Stored data entries:

########

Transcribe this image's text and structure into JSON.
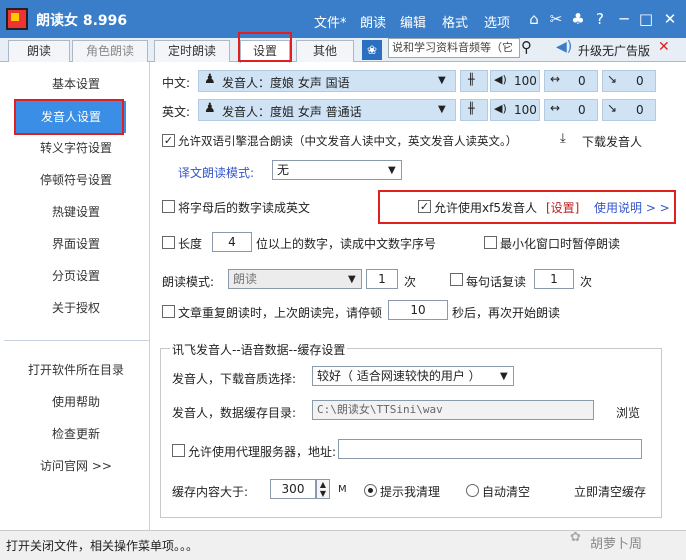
{
  "app": {
    "title": "朗读女 8.996"
  },
  "menu": [
    "文件*",
    "朗读",
    "编辑",
    "格式",
    "选项"
  ],
  "tabs": [
    "朗读",
    "角色朗读",
    "定时朗读",
    "设置",
    "其他"
  ],
  "search": {
    "value": "说和学习资料音频等（它"
  },
  "upgrade": "升级无广告版",
  "sidebar": {
    "items": [
      "基本设置",
      "发音人设置",
      "转义字符设置",
      "停顿符号设置",
      "热键设置",
      "界面设置",
      "分页设置",
      "关于授权"
    ],
    "links": [
      "打开软件所在目录",
      "使用帮助",
      "检查更新",
      "访问官网 >>"
    ]
  },
  "voice": {
    "zh_label": "中文:",
    "zh_voice": "发音人：度娘 女声 国语",
    "en_label": "英文:",
    "en_voice": "发音人：度姐 女声 普通话",
    "volume": "100",
    "speed": "0",
    "pitch": "0",
    "mix_allow": "允许双语引擎混合朗读（中文发音人读中文，英文发音人读英文。）",
    "download": "下载发音人",
    "translate_mode_label": "译文朗读模式:",
    "translate_mode_value": "无"
  },
  "options": {
    "letters_digits": "将字母后的数字读成英文",
    "xf_allow": "允许使用xf5发音人",
    "xf_settings": "[设置]",
    "xf_help": "使用说明 > >",
    "length_label": "长度",
    "length_value": "4",
    "length_suffix": "位以上的数字，读成中文数字序号",
    "minimize_pause": "最小化窗口时暂停朗读",
    "read_mode_label": "朗读模式:",
    "read_mode_value": "朗读",
    "read_times": "1",
    "times_unit": "次",
    "repeat_each": "每句话复读",
    "repeat_times": "1",
    "repeat_unit": "次",
    "repeat_article": "文章重复朗读时，上次朗读完，请停顿",
    "pause_seconds": "10",
    "pause_suffix": "秒后，再次开始朗读"
  },
  "cache": {
    "title": "讯飞发音人--语音数据--缓存设置",
    "quality_label": "发音人，下载音质选择:",
    "quality_value": "较好（ 适合网速较快的用户 ）",
    "dir_label": "发音人，数据缓存目录:",
    "dir_value": "C:\\朗读女\\TTSini\\wav",
    "browse": "浏览",
    "proxy_label": "允许使用代理服务器，地址:",
    "size_label": "缓存内容大于:",
    "size_value": "300",
    "size_unit": "M",
    "prompt_clean": "提示我清理",
    "auto_clean": "自动清空",
    "clear_now": "立即清空缓存"
  },
  "status": {
    "text": "打开关闭文件，相关操作菜单项。。。",
    "watermark": "胡萝卜周"
  },
  "colors": {
    "title_bar": "#3a7ec9",
    "selection": "#3a8ee6",
    "highlight_box": "#e02020",
    "link_blue": "#3355cc"
  }
}
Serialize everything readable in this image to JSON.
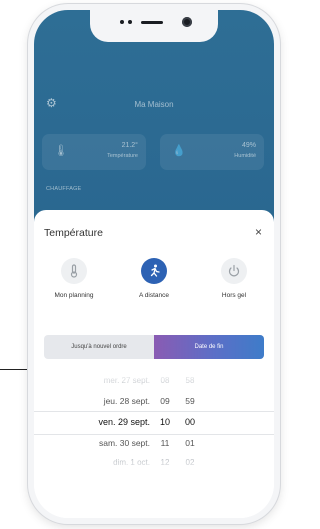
{
  "dashboard": {
    "home_title": "Ma Maison",
    "temperature_card": {
      "value": "21.2°",
      "label": "Température"
    },
    "humidity_card": {
      "value": "49%",
      "label": "Humidité"
    },
    "section_label": "CHAUFFAGE"
  },
  "sheet": {
    "title": "Température",
    "close_glyph": "×",
    "modes": [
      {
        "label": "Mon planning",
        "icon": "thermometer-icon"
      },
      {
        "label": "A distance",
        "icon": "running-person-icon",
        "active": true
      },
      {
        "label": "Hors gel",
        "icon": "power-icon"
      }
    ],
    "toggle": {
      "left_label": "Jusqu'à nouvel ordre",
      "right_label": "Date de fin",
      "selected": "right"
    },
    "picker": {
      "rows": [
        {
          "date": "mer. 27 sept.",
          "hour": "08",
          "minute": "58"
        },
        {
          "date": "jeu. 28 sept.",
          "hour": "09",
          "minute": "59"
        },
        {
          "date": "ven. 29 sept.",
          "hour": "10",
          "minute": "00"
        },
        {
          "date": "sam. 30 sept.",
          "hour": "11",
          "minute": "01"
        },
        {
          "date": "dim. 1 oct.",
          "hour": "12",
          "minute": "02"
        }
      ],
      "selected_index": 2
    }
  },
  "colors": {
    "header_blue": "#2e6e95",
    "accent_blue": "#2d62b4",
    "gradient_start": "#8a5bb3",
    "gradient_end": "#3e7cc9"
  }
}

########

- What you should do -
Only the number is required: the count of lines containing the word "sept".

- Full output -
4